#### Kutipan Terpilih ####

Falsafah Adat Basandi Syara’, Syara’ Basandi Kitabullah sebagai Pedoman Hidup Masyarakat Minangkabau

Minggu, 12 Desember 2021 10:58 WIB
Bagikan Artikel Ini
img-content
Iklan

Falsafah Adat Basandi Syara, Syara Basandi Kitabullah merupakan suatu pepatah yang ada pada Minangkabau semenjak masuknya Islam ke dalam Masyarakat Minangkabau. Hingga saat ini Adat Basandi Syara, Syara Basandi Kitabullah menjadi suatu pedoman hidup bagi masyarakat Minangkabau sehingga hal ini menjadi suatu hal yang telah tertanam didalam adat Minangkabau.

Minangkabau merupakan etnis atau entitas yang ada di kepulauan Sumatera Barat yang telah dikenal oleh banyak orang dari berbagai provinsi. Namun tidak semua orang di eraini apalagi era globalisasi ini yang telah tau akan Minangkabau karena terserabutnya masyarakat dari nilai-nilai kearifan lokal seperti budaya ataupun adat. Masyarakat Minangkabau memiliki suatu pedoman hidup atau dasar yaitu adat basandi syara’, syara’ basandi kitabullah dimana pedoman hidup msyarakat merupakan integrasi adat dan syara’, dan dalam hal ini syara’ mangato dan adat memakai.

####

# Bagian Latihan:
**A.** Menurut artikel tentang falsafah adat Minangkabau, sejak kapan pepatah Adat Basandi Syara, Syara Basandi Kitabullah ada di Minangkabau?
**B.** Lanjutkan artikel tentang falsafah Adat Basandi Syara’ di Minangkabau dari kalimat terakhirnya.

#### Entri Hasil Ekstraksi ####

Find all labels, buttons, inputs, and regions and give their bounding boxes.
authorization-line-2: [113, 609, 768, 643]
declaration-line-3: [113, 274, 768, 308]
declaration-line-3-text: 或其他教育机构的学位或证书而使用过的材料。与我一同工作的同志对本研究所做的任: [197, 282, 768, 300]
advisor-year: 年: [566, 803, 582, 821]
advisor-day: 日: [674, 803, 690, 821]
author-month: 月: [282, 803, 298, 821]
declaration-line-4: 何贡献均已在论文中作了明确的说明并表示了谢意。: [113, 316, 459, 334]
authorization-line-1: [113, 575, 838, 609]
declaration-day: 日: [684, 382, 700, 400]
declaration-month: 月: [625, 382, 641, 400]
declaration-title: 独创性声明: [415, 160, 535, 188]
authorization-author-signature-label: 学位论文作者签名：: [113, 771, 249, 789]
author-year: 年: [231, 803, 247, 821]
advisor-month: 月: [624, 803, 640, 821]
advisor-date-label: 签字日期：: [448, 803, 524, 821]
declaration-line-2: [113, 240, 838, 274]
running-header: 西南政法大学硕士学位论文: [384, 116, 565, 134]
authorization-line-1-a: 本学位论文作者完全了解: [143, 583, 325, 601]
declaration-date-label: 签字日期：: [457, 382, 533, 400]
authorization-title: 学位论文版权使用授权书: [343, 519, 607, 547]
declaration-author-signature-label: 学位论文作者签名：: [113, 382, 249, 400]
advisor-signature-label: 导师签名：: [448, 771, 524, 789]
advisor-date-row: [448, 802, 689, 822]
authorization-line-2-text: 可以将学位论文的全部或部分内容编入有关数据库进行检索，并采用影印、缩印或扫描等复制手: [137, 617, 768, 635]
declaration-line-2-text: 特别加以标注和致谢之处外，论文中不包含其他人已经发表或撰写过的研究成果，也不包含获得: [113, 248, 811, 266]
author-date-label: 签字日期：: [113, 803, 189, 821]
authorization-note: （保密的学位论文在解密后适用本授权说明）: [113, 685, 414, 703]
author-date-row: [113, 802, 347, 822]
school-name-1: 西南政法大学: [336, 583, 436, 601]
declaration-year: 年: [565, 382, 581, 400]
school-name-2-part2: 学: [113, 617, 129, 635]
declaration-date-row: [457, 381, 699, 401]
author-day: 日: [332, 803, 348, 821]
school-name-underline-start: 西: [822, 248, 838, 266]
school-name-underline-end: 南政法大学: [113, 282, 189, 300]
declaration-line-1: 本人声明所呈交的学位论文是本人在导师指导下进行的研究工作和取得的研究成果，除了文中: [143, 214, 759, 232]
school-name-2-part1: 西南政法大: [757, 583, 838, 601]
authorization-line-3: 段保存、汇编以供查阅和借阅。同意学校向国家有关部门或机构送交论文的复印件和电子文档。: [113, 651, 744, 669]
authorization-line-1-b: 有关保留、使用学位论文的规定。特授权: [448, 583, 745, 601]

####

# Jawaban Tiap Tugas:
**A.** Sejak masuknya Islam ke dalam masyarakat Minangkabau.

**B.**
            Menurut masyarakat Minangkabau, adat merupakan suatu peraturan dalam hidup, sehingga jika tidak adanya aturan dalam hidup, maka hal ini disebut juga dengan tidak beradat. Berdasarkan dari bahasa sansekerta “a” berarti tidak dan “dato” merupakan sesuatu yang bersifat kebendaan sehingga adat merupakan sesuatu yang bukan benda. Selain itu adat dapat disebut juga sebagai alat dimana adat mengatur hubungan manusia dengan manusia lainnya. Singkatnya adat merupakan kebiasaan yang dilakukan oleh masyarakat di suatu tempat. Hal inilah yang membuktikan bahwa adat disebut juga sebagai hukum yang tidak tertulis karena adat mengatur kebiasaan atau hidup dari masyarakat Minangkabau. Namun adat harus memiliki sendi yaitu syara’ dan syara’ memiliki sendi Kitabullah sesuai dengan syara’ mangato adat mamakai.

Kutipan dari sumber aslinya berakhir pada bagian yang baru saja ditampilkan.